** Request **
Which lines hold the string "should"? Copy every one of them.

Stored items:
########################################
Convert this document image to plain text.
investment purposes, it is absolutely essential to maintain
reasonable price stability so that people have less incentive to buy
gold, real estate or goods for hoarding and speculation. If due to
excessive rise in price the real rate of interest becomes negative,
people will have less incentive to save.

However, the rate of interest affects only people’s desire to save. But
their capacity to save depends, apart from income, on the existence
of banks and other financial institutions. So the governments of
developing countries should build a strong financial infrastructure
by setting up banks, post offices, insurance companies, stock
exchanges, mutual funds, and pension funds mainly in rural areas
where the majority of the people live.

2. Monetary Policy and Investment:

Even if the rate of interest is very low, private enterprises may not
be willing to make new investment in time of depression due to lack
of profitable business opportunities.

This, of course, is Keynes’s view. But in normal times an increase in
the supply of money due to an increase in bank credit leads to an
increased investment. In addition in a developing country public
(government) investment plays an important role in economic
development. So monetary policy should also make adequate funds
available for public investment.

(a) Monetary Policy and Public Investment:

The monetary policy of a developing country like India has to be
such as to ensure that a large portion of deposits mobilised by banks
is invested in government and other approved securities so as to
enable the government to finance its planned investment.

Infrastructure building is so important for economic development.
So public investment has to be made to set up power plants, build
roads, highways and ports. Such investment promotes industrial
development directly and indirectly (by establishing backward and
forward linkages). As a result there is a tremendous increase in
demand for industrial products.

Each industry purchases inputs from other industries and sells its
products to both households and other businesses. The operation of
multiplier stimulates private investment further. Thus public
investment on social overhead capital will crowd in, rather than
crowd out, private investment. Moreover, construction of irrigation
########################################
** Full solution **
developing countries should build a strong financial infrastructure
development. So monetary policy should also make adequate funds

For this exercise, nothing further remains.